── RECORD EXCERPTS ──

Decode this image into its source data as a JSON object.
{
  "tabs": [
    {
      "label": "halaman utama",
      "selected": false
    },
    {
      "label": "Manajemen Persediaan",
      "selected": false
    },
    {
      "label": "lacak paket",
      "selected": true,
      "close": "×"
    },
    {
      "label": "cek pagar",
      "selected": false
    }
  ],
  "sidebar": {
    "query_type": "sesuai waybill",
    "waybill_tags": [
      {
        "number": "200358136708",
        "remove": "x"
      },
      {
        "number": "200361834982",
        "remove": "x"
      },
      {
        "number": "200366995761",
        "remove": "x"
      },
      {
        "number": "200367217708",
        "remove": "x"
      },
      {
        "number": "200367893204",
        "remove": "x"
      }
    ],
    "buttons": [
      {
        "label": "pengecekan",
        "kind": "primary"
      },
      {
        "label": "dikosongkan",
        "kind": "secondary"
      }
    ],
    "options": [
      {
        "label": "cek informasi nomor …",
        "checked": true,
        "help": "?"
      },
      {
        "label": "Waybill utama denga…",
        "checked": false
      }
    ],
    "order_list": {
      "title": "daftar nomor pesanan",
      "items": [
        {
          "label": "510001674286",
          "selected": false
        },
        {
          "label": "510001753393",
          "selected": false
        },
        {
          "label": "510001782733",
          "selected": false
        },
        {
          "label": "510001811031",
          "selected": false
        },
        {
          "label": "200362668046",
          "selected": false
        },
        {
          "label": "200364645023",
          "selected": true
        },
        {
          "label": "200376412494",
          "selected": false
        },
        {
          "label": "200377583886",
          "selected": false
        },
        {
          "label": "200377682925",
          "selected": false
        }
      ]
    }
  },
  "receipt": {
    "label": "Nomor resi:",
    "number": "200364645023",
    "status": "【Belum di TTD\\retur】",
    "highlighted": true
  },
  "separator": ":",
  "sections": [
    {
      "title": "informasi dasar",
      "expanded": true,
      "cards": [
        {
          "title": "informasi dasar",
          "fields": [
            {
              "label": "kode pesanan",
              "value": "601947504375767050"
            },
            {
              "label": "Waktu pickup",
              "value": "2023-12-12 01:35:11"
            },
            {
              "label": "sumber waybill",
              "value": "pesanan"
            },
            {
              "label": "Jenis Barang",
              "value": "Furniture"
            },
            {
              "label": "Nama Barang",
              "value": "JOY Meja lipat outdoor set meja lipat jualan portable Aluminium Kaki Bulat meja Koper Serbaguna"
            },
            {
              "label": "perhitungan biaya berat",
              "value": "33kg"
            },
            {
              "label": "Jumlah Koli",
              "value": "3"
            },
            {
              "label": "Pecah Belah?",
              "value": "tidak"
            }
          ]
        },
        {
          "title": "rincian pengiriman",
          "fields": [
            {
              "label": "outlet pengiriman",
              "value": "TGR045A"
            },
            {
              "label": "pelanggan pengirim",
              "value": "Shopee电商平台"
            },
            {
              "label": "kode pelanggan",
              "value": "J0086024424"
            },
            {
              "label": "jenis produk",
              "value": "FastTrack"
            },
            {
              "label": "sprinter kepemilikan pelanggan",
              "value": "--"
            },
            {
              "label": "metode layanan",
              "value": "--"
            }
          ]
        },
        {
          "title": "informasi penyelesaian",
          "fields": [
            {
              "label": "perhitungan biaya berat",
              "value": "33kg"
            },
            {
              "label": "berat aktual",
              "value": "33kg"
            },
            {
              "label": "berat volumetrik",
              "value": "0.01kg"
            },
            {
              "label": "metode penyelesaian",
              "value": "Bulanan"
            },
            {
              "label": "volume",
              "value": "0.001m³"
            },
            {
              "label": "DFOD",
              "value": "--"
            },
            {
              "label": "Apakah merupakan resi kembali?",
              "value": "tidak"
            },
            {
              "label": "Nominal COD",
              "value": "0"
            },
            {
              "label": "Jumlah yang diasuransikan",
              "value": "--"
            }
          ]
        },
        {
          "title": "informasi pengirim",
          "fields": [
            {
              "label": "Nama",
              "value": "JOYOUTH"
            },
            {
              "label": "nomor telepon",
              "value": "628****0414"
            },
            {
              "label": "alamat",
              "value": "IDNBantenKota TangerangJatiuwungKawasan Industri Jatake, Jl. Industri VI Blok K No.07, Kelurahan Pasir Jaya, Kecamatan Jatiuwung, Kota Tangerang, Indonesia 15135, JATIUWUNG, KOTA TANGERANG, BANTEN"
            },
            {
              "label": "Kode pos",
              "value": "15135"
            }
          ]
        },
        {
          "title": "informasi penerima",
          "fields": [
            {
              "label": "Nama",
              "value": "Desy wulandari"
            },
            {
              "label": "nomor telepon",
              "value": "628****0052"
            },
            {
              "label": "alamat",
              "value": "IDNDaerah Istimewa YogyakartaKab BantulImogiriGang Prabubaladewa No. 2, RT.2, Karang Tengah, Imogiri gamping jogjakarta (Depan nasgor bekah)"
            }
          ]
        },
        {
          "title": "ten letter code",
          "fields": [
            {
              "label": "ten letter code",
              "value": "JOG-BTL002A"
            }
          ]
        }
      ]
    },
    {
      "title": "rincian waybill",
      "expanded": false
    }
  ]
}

───

Reproduce each record shown above without altering a single word.

▸ RESULT OF THIS EXERCISE
Decode this image into its source data as a JSON object.
{
  "tabs": [
    {
      "label": "halaman utama",
      "selected": false
    },
    {
      "label": "Manajemen Persediaan",
      "selected": false
    },
    {
      "label": "lacak paket",
      "selected": true,
      "close": "×"
    },
    {
      "label": "cek pagar",
      "selected": false
    }
  ],
  "sidebar": {
    "query_type": "sesuai waybill",
    "waybill_tags": [
      {
        "number": "200358136708",
        "remove": "x"
      },
      {
        "number": "200361834982",
        "remove": "x"
      },
      {
        "number": "200366995761",
        "remove": "x"
      },
      {
        "number": "200367217708",
        "remove": "x"
      },
      {
        "number": "200367893204",
        "remove": "x"
      }
    ],
    "buttons": [
      {
        "label": "pengecekan",
        "kind": "primary"
      },
      {
        "label": "dikosongkan",
        "kind": "secondary"
      }
    ],
    "options": [
      {
        "label": "cek informasi nomor …",
        "checked": true,
        "help": "?"
      },
      {
        "label": "Waybill utama denga…",
        "checked": false
      }
    ],
    "order_list": {
      "title": "daftar nomor pesanan",
      "items": [
        {
          "label": "510001674286",
          "selected": false
        },
        {
          "label": "510001753393",
          "selected": false
        },
        {
          "label": "510001782733",
          "selected": false
        },
        {
          "label": "510001811031",
          "selected": false
        },
        {
          "label": "200362668046",
          "selected": false
        },
        {
          "label": "200364645023",
          "selected": true
        },
        {
          "label": "200376412494",
          "selected": false
        },
        {
          "label": "200377583886",
          "selected": false
        },
        {
          "label": "200377682925",
          "selected": false
        }
      ]
    }
  },
  "receipt": {
    "label": "Nomor resi:",
    "number": "200364645023",
    "status": "【Belum di TTD\\retur】",
    "highlighted": true
  },
  "separator": ":",
  "sections": [
    {
      "title": "informasi dasar",
      "expanded": true,
      "cards": [
        {
          "title": "informasi dasar",
          "fields": [
            {
              "label": "kode pesanan",
              "value": "601947504375767050"
            },
            {
              "label": "Waktu pickup",
              "value": "2023-12-12 01:35:11"
            },
            {
              "label": "sumber waybill",
              "value": "pesanan"
            },
            {
              "label": "Jenis Barang",
              "value": "Furniture"
            },
            {
              "label": "Nama Barang",
              "value": "JOY Meja lipat outdoor set meja lipat jualan portable Aluminium Kaki Bulat meja Koper Serbaguna"
            },
            {
              "label": "perhitungan biaya berat",
              "value": "33kg"
            },
            {
              "label": "Jumlah Koli",
              "value": "3"
            },
            {
              "label": "Pecah Belah?",
              "value": "tidak"
            }
          ]
        },
        {
          "title": "rincian pengiriman",
          "fields": [
            {
              "label": "outlet pengiriman",
              "value": "TGR045A"
            },
            {
              "label": "pelanggan pengirim",
              "value": "Shopee电商平台"
            },
            {
              "label": "kode pelanggan",
              "value": "J0086024424"
            },
            {
              "label": "jenis produk",
              "value": "FastTrack"
            },
            {
              "label": "sprinter kepemilikan pelanggan",
              "value": "--"
            },
            {
              "label": "metode layanan",
              "value": "--"
            }
          ]
        },
        {
          "title": "informasi penyelesaian",
          "fields": [
            {
              "label": "perhitungan biaya berat",
              "value": "33kg"
            },
            {
              "label": "berat aktual",
              "value": "33kg"
            },
            {
              "label": "berat volumetrik",
              "value": "0.01kg"
            },
            {
              "label": "metode penyelesaian",
              "value": "Bulanan"
            },
            {
              "label": "volume",
              "value": "0.001m³"
            },
            {
              "label": "DFOD",
              "value": "--"
            },
            {
              "label": "Apakah merupakan resi kembali?",
              "value": "tidak"
            },
            {
              "label": "Nominal COD",
              "value": "0"
            },
            {
              "label": "Jumlah yang diasuransikan",
              "value": "--"
            }
          ]
        },
        {
          "title": "informasi pengirim",
          "fields": [
            {
              "label": "Nama",
              "value": "JOYOUTH"
            },
            {
              "label": "nomor telepon",
              "value": "628****0414"
            },
            {
              "label": "alamat",
              "value": "IDNBantenKota TangerangJatiuwungKawasan Industri Jatake, Jl. Industri VI Blok K No.07, Kelurahan Pasir Jaya, Kecamatan Jatiuwung, Kota Tangerang, Indonesia 15135, JATIUWUNG, KOTA TANGERANG, BANTEN"
            },
            {
              "label": "Kode pos",
              "value": "15135"
            }
          ]
        },
        {
          "title": "informasi penerima",
          "fields": [
            {
              "label": "Nama",
              "value": "Desy wulandari"
            },
            {
              "label": "nomor telepon",
              "value": "628****0052"
            },
            {
              "label": "alamat",
              "value": "IDNDaerah Istimewa YogyakartaKab BantulImogiriGang Prabubaladewa No. 2, RT.2, Karang Tengah, Imogiri gamping jogjakarta (Depan nasgor bekah)"
            }
          ]
        },
        {
          "title": "ten letter code",
          "fields": [
            {
              "label": "ten letter code",
              "value": "JOG-BTL002A"
            }
          ]
        }
      ]
    },
    {
      "title": "rincian waybill",
      "expanded": false
    }
  ]
}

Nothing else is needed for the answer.